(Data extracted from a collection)
--

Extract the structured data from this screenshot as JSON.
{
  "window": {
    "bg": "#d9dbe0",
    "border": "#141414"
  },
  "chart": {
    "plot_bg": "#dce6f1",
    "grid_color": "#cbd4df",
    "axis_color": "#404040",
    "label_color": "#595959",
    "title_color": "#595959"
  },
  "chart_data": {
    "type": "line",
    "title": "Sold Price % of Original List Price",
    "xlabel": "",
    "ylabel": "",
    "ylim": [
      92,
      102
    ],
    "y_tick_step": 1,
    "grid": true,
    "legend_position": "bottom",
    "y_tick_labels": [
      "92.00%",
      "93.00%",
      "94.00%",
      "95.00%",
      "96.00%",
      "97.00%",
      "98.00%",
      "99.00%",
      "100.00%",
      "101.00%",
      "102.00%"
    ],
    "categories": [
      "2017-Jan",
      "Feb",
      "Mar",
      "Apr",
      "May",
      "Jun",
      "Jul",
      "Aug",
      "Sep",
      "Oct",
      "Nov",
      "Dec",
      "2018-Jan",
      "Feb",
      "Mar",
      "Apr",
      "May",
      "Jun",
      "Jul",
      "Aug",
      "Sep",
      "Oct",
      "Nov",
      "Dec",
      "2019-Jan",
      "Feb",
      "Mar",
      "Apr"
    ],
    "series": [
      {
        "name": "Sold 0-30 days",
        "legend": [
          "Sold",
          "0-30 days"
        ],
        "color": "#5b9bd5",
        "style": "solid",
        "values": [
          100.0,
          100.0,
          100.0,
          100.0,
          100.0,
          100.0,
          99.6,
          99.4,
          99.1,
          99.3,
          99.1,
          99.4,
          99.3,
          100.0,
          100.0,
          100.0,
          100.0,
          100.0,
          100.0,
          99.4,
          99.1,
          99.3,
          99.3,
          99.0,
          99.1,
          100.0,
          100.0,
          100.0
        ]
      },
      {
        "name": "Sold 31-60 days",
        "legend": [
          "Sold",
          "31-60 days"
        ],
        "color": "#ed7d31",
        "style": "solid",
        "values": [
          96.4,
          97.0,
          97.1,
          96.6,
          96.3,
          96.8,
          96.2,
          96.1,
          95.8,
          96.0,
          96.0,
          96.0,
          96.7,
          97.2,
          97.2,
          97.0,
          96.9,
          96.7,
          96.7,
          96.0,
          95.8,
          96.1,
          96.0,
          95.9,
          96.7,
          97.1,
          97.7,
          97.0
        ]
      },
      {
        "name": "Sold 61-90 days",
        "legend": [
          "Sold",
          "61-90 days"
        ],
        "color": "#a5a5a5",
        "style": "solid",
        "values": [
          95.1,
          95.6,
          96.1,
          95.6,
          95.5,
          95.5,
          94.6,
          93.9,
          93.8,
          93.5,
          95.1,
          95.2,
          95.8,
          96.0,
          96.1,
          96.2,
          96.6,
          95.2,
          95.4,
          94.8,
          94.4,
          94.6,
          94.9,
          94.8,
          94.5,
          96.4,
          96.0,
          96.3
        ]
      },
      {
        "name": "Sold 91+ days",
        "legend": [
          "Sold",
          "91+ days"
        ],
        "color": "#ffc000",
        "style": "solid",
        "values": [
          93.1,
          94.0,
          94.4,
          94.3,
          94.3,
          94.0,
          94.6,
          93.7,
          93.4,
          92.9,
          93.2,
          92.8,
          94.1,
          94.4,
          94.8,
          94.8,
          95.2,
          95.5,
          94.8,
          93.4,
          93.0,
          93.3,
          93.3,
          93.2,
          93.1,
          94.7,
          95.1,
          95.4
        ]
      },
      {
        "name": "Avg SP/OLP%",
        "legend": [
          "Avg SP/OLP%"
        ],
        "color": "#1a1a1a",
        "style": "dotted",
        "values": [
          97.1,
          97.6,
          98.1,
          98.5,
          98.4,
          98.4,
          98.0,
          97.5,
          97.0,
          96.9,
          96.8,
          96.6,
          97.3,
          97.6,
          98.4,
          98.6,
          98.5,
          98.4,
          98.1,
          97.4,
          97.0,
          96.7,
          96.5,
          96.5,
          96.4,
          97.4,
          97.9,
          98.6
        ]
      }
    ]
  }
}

--

— Directions for this task —
Reply with nothing but the number of lines in the data above that contain "days".

— Finished answer —
8